**Aim of the task:**
Retype each line exactly. Skip images.

Stored data
════════════════════
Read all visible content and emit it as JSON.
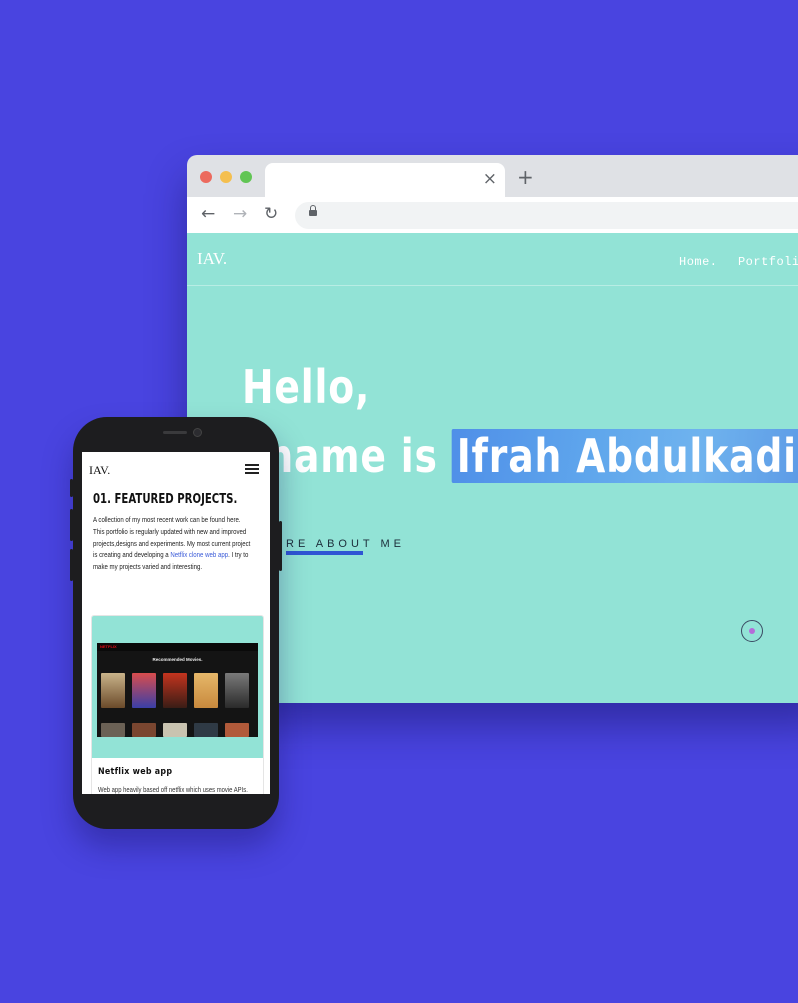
{
  "browser": {
    "tab_close": "×",
    "new_tab": "+",
    "back": "←",
    "forward": "→",
    "reload": "↻"
  },
  "site": {
    "logo": "IAV.",
    "nav": [
      "Home.",
      "Portfolio"
    ],
    "hero_line1": "Hello,",
    "hero_line2_prefix": "y name is",
    "hero_highlight": "Ifrah Abdulkadi",
    "cta": "RE ABOUT ME",
    "colors": {
      "background": "#92e3d6",
      "highlight": "#5fa6ec",
      "underline": "#2f55d4",
      "page": "#4944e0"
    }
  },
  "mobile": {
    "logo": "IAV.",
    "section_title": "01. FEATURED PROJECTS.",
    "description_before_link": "A collection of my most recent work can be found here. This portfolio is regularly updated with new and improved projects,designs and experiments. My most current project is creating and developing a ",
    "link_text": "Netflix clone web app",
    "description_after_link": ". I try to make my projects varied and interesting.",
    "card": {
      "screenshot_heading": "Recommended Movies.",
      "screenshot_logo": "NETFLIX",
      "title": "Netflix web app",
      "description": "Web app heavily based off netflix which uses movie APIs."
    }
  }
}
════════════════════
**Output of the exercise:**
Read all visible content and emit it as JSON.
{
  "browser": {
    "tab_close": "×",
    "new_tab": "+",
    "back": "←",
    "forward": "→",
    "reload": "↻"
  },
  "site": {
    "logo": "IAV.",
    "nav": [
      "Home.",
      "Portfolio"
    ],
    "hero_line1": "Hello,",
    "hero_line2_prefix": "y name is",
    "hero_highlight": "Ifrah Abdulkadi",
    "cta": "RE ABOUT ME",
    "colors": {
      "background": "#92e3d6",
      "highlight": "#5fa6ec",
      "underline": "#2f55d4",
      "page": "#4944e0"
    }
  },
  "mobile": {
    "logo": "IAV.",
    "section_title": "01. FEATURED PROJECTS.",
    "description_before_link": "A collection of my most recent work can be found here. This portfolio is regularly updated with new and improved projects,designs and experiments. My most current project is creating and developing a ",
    "link_text": "Netflix clone web app",
    "description_after_link": ". I try to make my projects varied and interesting.",
    "card": {
      "screenshot_heading": "Recommended Movies.",
      "screenshot_logo": "NETFLIX",
      "title": "Netflix web app",
      "description": "Web app heavily based off netflix which uses movie APIs."
    }
  }
}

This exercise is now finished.